+++ Given data

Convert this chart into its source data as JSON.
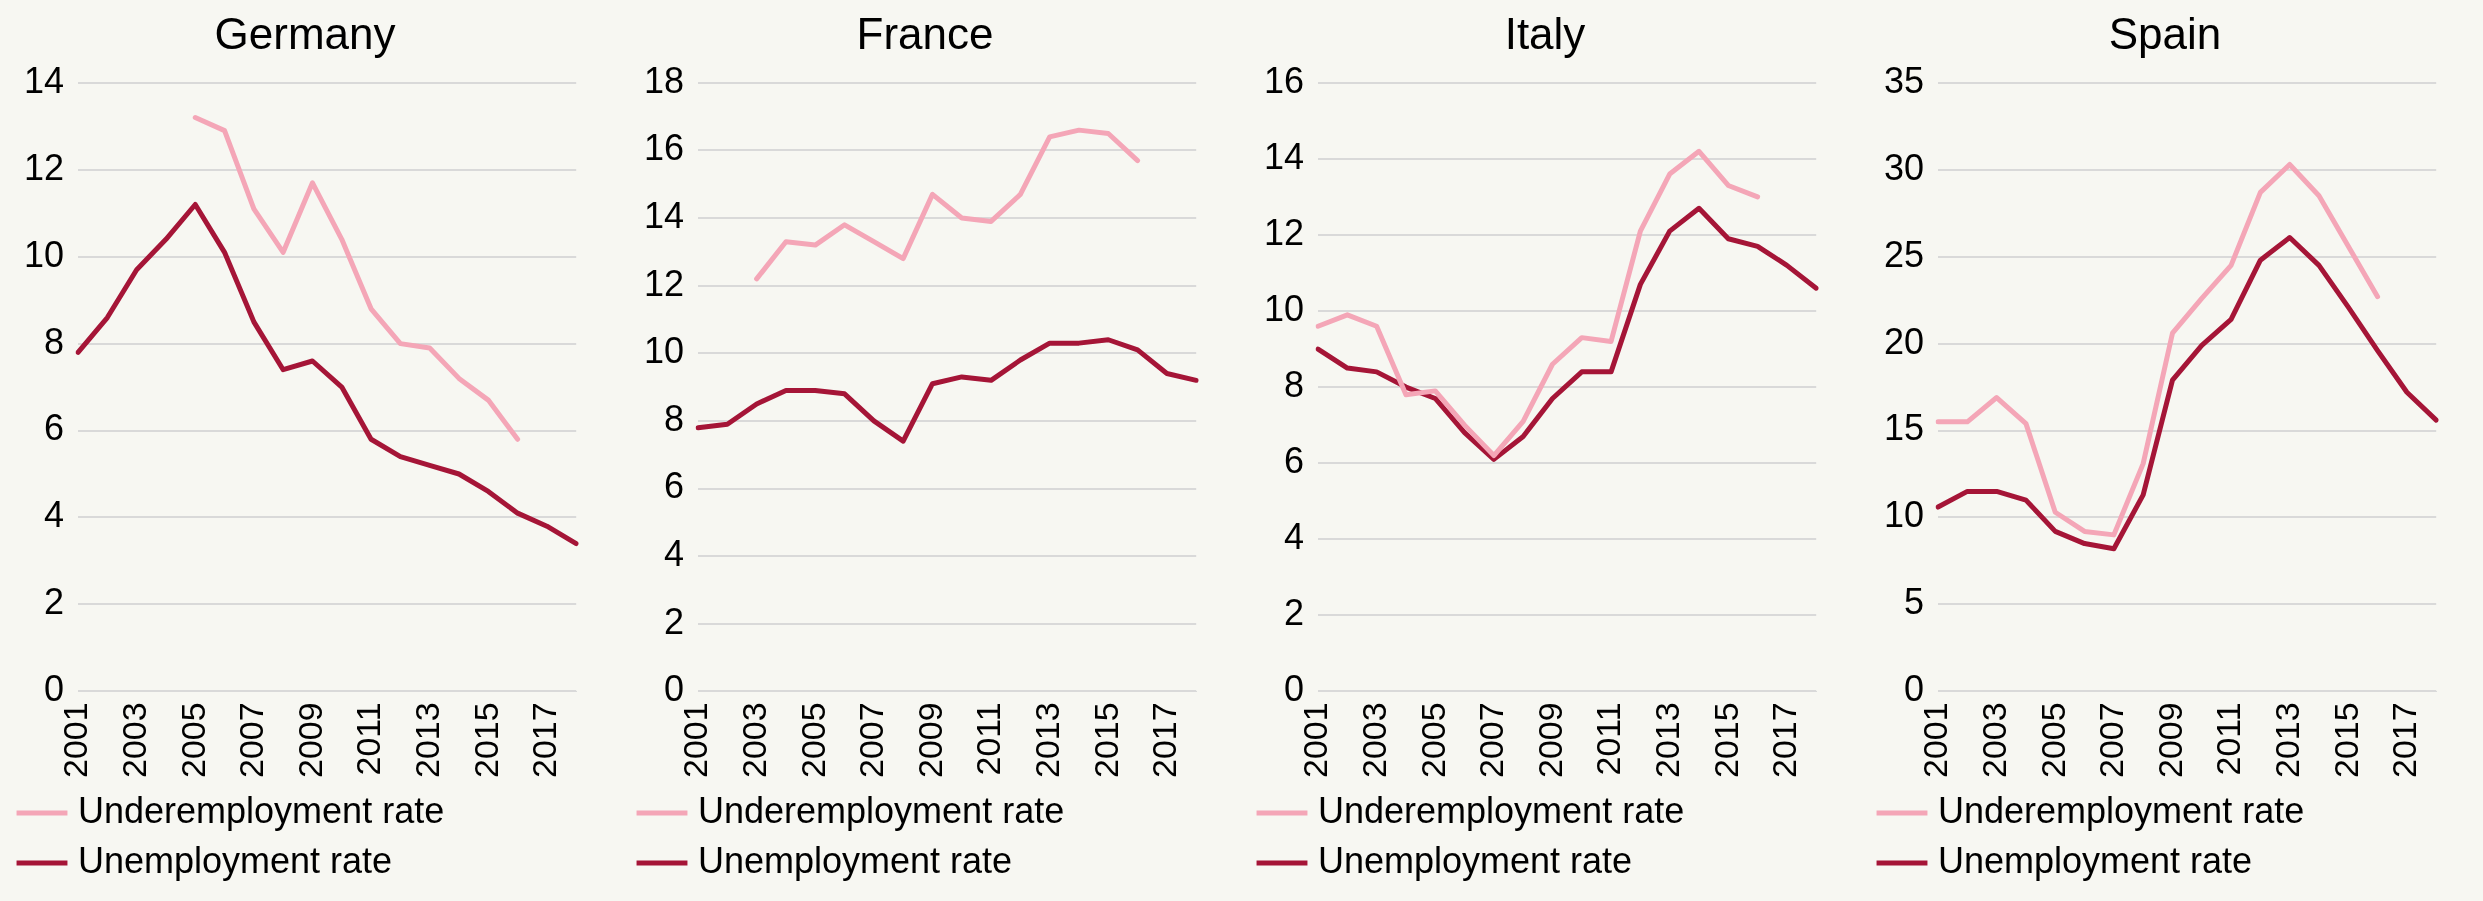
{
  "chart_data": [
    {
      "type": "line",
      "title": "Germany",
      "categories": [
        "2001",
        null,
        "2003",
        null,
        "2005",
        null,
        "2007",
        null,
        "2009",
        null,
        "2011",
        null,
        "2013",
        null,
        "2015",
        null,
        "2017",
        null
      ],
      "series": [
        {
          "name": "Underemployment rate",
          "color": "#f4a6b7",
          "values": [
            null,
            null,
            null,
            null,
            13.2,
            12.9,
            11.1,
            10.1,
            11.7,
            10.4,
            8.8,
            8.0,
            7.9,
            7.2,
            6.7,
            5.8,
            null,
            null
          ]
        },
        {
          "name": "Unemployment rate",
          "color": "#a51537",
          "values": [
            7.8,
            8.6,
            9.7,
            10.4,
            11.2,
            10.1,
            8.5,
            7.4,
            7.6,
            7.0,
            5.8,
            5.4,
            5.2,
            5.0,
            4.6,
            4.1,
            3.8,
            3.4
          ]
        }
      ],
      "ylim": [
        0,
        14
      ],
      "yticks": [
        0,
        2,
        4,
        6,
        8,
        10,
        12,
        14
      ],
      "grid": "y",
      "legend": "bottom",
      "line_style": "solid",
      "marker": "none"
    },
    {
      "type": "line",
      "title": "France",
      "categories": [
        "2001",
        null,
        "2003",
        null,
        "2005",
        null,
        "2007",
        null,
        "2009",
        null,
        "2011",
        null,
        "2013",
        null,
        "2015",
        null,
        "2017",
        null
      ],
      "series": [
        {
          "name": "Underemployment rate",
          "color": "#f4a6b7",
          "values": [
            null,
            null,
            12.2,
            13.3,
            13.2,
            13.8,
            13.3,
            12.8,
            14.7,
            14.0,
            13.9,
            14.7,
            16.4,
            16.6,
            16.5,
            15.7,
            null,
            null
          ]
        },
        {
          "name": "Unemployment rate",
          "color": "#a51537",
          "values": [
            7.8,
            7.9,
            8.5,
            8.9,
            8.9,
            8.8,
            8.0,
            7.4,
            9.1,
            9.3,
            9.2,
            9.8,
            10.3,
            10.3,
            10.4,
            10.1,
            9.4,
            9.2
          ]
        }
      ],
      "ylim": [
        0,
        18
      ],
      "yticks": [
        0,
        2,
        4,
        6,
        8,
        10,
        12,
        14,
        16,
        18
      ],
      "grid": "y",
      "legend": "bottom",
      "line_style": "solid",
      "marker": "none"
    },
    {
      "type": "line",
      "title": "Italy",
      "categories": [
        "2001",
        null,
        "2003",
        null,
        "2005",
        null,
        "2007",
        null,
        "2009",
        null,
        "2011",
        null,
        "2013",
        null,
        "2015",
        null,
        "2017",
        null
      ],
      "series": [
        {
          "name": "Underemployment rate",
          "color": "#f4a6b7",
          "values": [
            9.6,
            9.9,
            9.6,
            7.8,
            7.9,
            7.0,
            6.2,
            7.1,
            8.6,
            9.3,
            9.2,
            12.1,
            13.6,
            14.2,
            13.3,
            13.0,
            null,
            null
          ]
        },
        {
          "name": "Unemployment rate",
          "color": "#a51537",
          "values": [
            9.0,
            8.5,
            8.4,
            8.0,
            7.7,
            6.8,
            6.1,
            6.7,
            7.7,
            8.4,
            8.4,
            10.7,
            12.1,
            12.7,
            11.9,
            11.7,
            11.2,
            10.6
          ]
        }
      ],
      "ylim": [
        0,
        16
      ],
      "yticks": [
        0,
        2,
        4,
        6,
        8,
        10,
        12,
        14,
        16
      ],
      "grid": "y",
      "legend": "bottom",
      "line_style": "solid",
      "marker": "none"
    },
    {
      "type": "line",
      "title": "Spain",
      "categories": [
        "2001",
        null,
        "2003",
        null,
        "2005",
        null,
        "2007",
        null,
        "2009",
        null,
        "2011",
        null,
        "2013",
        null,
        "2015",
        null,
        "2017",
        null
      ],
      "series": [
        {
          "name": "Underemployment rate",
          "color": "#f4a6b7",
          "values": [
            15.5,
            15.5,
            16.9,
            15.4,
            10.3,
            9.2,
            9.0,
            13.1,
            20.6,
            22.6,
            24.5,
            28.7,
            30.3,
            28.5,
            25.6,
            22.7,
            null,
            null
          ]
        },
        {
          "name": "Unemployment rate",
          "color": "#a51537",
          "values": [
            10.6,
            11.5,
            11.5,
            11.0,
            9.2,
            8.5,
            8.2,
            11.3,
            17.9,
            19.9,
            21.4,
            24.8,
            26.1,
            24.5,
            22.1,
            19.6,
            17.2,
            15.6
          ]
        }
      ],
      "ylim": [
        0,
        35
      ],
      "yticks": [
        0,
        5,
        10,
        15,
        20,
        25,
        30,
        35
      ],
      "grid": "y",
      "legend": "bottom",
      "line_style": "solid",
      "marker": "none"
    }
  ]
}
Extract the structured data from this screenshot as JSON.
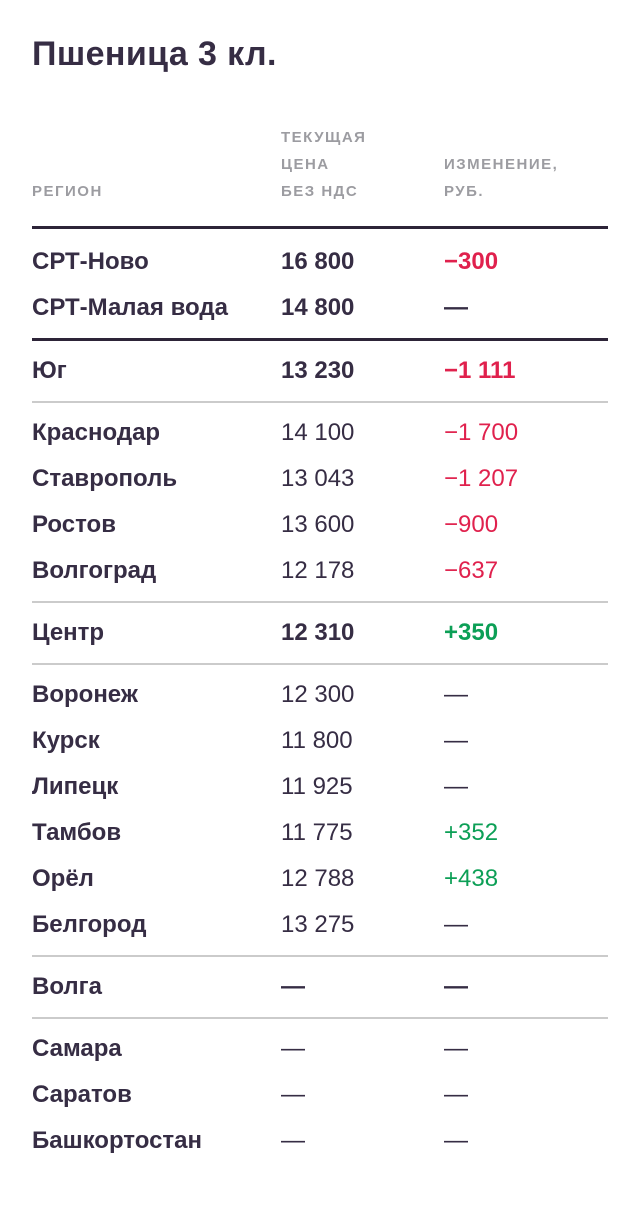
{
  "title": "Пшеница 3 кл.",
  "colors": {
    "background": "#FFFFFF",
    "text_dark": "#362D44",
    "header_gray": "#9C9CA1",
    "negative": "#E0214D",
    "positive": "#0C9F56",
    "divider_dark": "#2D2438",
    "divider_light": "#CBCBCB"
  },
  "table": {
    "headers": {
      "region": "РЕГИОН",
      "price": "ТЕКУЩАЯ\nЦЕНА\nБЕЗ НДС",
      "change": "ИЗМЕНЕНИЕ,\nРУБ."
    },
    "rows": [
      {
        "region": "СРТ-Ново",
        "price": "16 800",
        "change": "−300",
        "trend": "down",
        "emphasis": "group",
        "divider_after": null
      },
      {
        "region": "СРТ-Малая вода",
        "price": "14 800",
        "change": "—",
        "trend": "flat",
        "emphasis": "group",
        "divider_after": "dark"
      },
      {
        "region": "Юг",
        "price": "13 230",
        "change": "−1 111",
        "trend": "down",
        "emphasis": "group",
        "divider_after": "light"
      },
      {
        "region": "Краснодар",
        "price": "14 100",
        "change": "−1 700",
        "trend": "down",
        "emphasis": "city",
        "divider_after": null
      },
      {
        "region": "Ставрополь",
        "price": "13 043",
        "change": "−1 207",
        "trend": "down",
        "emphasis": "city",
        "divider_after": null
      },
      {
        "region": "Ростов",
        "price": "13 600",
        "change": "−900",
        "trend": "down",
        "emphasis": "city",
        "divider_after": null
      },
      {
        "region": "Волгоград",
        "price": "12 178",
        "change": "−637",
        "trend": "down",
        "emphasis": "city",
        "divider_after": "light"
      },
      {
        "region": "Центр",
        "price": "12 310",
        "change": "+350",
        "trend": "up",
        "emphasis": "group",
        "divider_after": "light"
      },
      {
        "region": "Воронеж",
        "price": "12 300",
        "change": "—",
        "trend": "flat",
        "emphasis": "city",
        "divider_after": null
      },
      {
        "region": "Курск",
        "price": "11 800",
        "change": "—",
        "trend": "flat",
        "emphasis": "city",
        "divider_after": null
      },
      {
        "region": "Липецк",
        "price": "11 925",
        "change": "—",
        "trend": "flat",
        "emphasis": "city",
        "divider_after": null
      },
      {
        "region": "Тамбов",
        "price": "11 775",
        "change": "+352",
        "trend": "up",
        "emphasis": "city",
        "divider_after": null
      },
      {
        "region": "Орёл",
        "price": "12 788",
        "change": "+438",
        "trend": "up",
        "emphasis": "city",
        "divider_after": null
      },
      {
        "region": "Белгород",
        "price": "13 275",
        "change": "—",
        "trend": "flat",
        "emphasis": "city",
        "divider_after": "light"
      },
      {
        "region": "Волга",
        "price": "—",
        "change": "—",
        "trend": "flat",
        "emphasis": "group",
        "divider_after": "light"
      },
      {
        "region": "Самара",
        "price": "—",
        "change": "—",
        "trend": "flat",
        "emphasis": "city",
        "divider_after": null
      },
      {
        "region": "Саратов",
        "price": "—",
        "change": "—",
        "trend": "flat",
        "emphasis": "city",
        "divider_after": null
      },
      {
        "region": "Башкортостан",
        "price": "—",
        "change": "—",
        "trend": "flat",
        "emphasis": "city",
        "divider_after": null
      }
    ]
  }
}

++++++

*Exercise*. Count every line in the listing above that holds "title", then report only the count.

*Answer*. 5